What to do
Repeat the listing exactly as given, omitting every image.

Supplied information
>>
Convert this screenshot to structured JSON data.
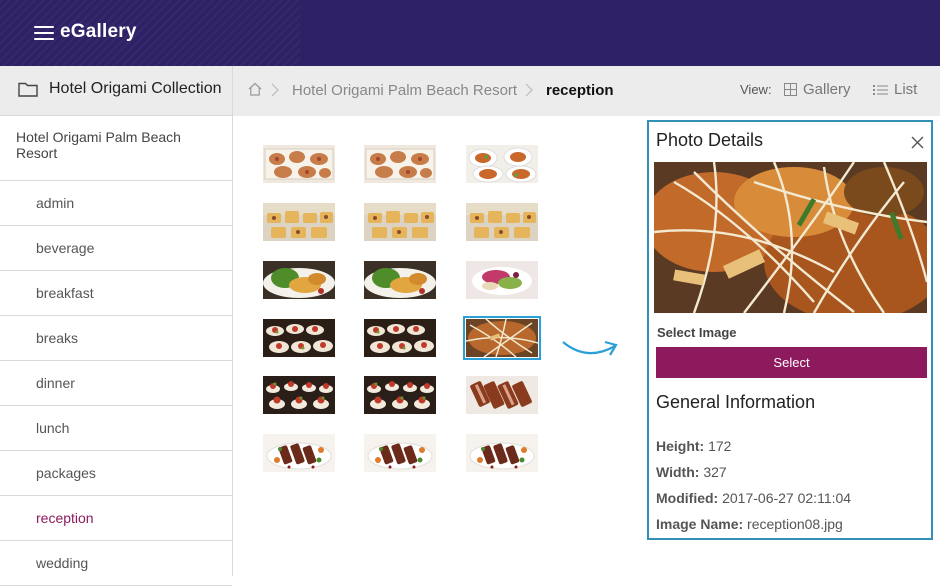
{
  "app": {
    "brand": "eGallery"
  },
  "sidebar": {
    "title": "Hotel Origami Collection",
    "root": "Hotel Origami Palm Beach Resort",
    "items": [
      {
        "label": "admin"
      },
      {
        "label": "beverage"
      },
      {
        "label": "breakfast"
      },
      {
        "label": "breaks"
      },
      {
        "label": "dinner"
      },
      {
        "label": "lunch"
      },
      {
        "label": "packages"
      },
      {
        "label": "reception",
        "active": true
      },
      {
        "label": "wedding"
      }
    ]
  },
  "breadcrumb": {
    "items": [
      "Hotel Origami Palm Beach Resort"
    ],
    "current": "reception"
  },
  "view": {
    "label": "View:",
    "gallery": "Gallery",
    "list": "List"
  },
  "gallery": {
    "selected_index": 9,
    "thumbs": [
      "platter-icon",
      "platter-icon",
      "plates-icon",
      "tray-icon",
      "tray-icon",
      "tray-icon",
      "greens-icon",
      "greens-icon",
      "salad-icon",
      "spoons-icon",
      "spoons-icon",
      "noodles-icon",
      "canape-icon",
      "canape-icon",
      "roast-icon",
      "steak-icon",
      "steak-icon",
      "steak-icon"
    ]
  },
  "details": {
    "title": "Photo Details",
    "select_label": "Select Image",
    "select_button": "Select",
    "general_title": "General Information",
    "height_label": "Height:",
    "height": "172",
    "width_label": "Width:",
    "width": "327",
    "modified_label": "Modified:",
    "modified": "2017-06-27 02:11:04",
    "name_label": "Image Name:",
    "name": "reception08.jpg"
  },
  "colors": {
    "header": "#2e2166",
    "accent": "#8e1a5e",
    "selection": "#2aa0d6"
  }
}
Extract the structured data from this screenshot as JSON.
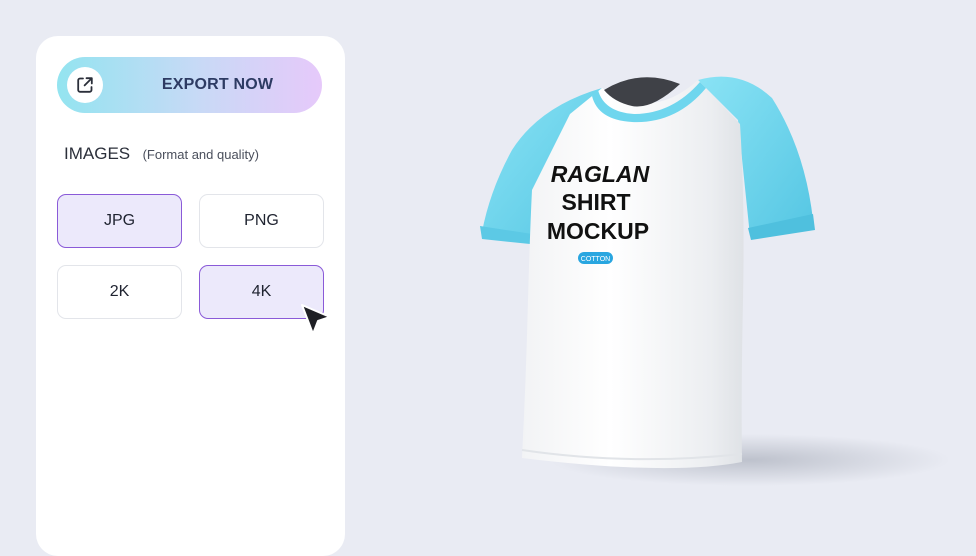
{
  "export": {
    "label": "EXPORT NOW",
    "icon": "external-link-icon"
  },
  "images_section": {
    "title": "IMAGES",
    "subtitle": "(Format and quality)"
  },
  "format_options": [
    {
      "label": "JPG",
      "selected": true
    },
    {
      "label": "PNG",
      "selected": false
    }
  ],
  "quality_options": [
    {
      "label": "2K",
      "selected": false
    },
    {
      "label": "4K",
      "selected": true
    }
  ],
  "mockup": {
    "line1": "RAGLAN",
    "line2": "SHIRT",
    "line3": "MOCKUP",
    "badge": "COTTON",
    "colors": {
      "sleeve": "#6fd6ee",
      "body": "#fbfbfb",
      "badge": "#29a6e0"
    }
  },
  "colors": {
    "background": "#e9ebf3",
    "accent": "#8a5ad8",
    "selected_fill": "#ece9fb"
  }
}
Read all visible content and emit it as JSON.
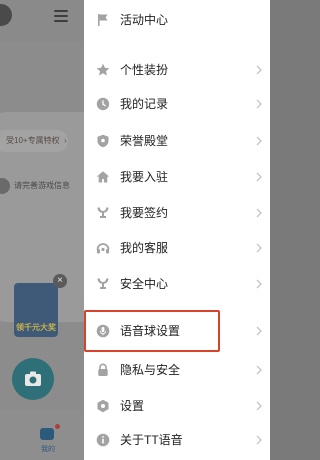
{
  "background": {
    "promo_pill": "受10+专属特权",
    "profile_hint": "请完善游戏信息",
    "ad_text": "领千元大奖",
    "ad_close": "×",
    "tab_label": "我的"
  },
  "drawer": {
    "items": [
      {
        "label": "活动中心",
        "icon": "flag-icon"
      },
      {
        "label": "个性装扮",
        "icon": "star-icon"
      },
      {
        "label": "我的记录",
        "icon": "clock-icon"
      },
      {
        "label": "荣誉殿堂",
        "icon": "shield-icon"
      },
      {
        "label": "我要入驻",
        "icon": "home-icon"
      },
      {
        "label": "我要签约",
        "icon": "cup-icon"
      },
      {
        "label": "我的客服",
        "icon": "headset-icon"
      },
      {
        "label": "安全中心",
        "icon": "trophy-icon"
      },
      {
        "label": "语音球设置",
        "icon": "mic-icon"
      },
      {
        "label": "隐私与安全",
        "icon": "lock-icon"
      },
      {
        "label": "设置",
        "icon": "gear-icon"
      },
      {
        "label": "关于TT语音",
        "icon": "info-icon"
      }
    ]
  },
  "colors": {
    "icon": "#a3a3a3",
    "highlight": "#d9432c",
    "overlay": "#8c8c8c"
  }
}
<<
Output for this exercise
Convert this screenshot to structured JSON data.
{
  "app": {
    "brand": "eGallery"
  },
  "sidebar": {
    "title": "Hotel Origami Collection",
    "root": "Hotel Origami Palm Beach Resort",
    "items": [
      {
        "label": "admin"
      },
      {
        "label": "beverage"
      },
      {
        "label": "breakfast"
      },
      {
        "label": "breaks"
      },
      {
        "label": "dinner"
      },
      {
        "label": "lunch"
      },
      {
        "label": "packages"
      },
      {
        "label": "reception",
        "active": true
      },
      {
        "label": "wedding"
      }
    ]
  },
  "breadcrumb": {
    "items": [
      "Hotel Origami Palm Beach Resort"
    ],
    "current": "reception"
  },
  "view": {
    "label": "View:",
    "gallery": "Gallery",
    "list": "List"
  },
  "gallery": {
    "selected_index": 9,
    "thumbs": [
      "platter-icon",
      "platter-icon",
      "plates-icon",
      "tray-icon",
      "tray-icon",
      "tray-icon",
      "greens-icon",
      "greens-icon",
      "salad-icon",
      "spoons-icon",
      "spoons-icon",
      "noodles-icon",
      "canape-icon",
      "canape-icon",
      "roast-icon",
      "steak-icon",
      "steak-icon",
      "steak-icon"
    ]
  },
  "details": {
    "title": "Photo Details",
    "select_label": "Select Image",
    "select_button": "Select",
    "general_title": "General Information",
    "height_label": "Height:",
    "height": "172",
    "width_label": "Width:",
    "width": "327",
    "modified_label": "Modified:",
    "modified": "2017-06-27 02:11:04",
    "name_label": "Image Name:",
    "name": "reception08.jpg"
  },
  "colors": {
    "header": "#2e2166",
    "accent": "#8e1a5e",
    "selection": "#2aa0d6"
  }
}
Extract the structured data from this screenshot as JSON.
{
  "export": {
    "label": "EXPORT NOW",
    "icon": "external-link-icon"
  },
  "images_section": {
    "title": "IMAGES",
    "subtitle": "(Format and quality)"
  },
  "format_options": [
    {
      "label": "JPG",
      "selected": true
    },
    {
      "label": "PNG",
      "selected": false
    }
  ],
  "quality_options": [
    {
      "label": "2K",
      "selected": false
    },
    {
      "label": "4K",
      "selected": true
    }
  ],
  "mockup": {
    "line1": "RAGLAN",
    "line2": "SHIRT",
    "line3": "MOCKUP",
    "badge": "COTTON",
    "colors": {
      "sleeve": "#6fd6ee",
      "body": "#fbfbfb",
      "badge": "#29a6e0"
    }
  },
  "colors": {
    "background": "#e9ebf3",
    "accent": "#8a5ad8",
    "selected_fill": "#ece9fb"
  }
}
Read all visible content and emit it as JSON.
{
  "background": {
    "promo_pill": "受10+专属特权",
    "profile_hint": "请完善游戏信息",
    "ad_text": "领千元大奖",
    "ad_close": "×",
    "tab_label": "我的"
  },
  "drawer": {
    "items": [
      {
        "label": "活动中心",
        "icon": "flag-icon"
      },
      {
        "label": "个性装扮",
        "icon": "star-icon"
      },
      {
        "label": "我的记录",
        "icon": "clock-icon"
      },
      {
        "label": "荣誉殿堂",
        "icon": "shield-icon"
      },
      {
        "label": "我要入驻",
        "icon": "home-icon"
      },
      {
        "label": "我要签约",
        "icon": "cup-icon"
      },
      {
        "label": "我的客服",
        "icon": "headset-icon"
      },
      {
        "label": "安全中心",
        "icon": "trophy-icon"
      },
      {
        "label": "语音球设置",
        "icon": "mic-icon"
      },
      {
        "label": "隐私与安全",
        "icon": "lock-icon"
      },
      {
        "label": "设置",
        "icon": "gear-icon"
      },
      {
        "label": "关于TT语音",
        "icon": "info-icon"
      }
    ]
  },
  "colors": {
    "icon": "#a3a3a3",
    "highlight": "#d9432c",
    "overlay": "#8c8c8c"
  }
}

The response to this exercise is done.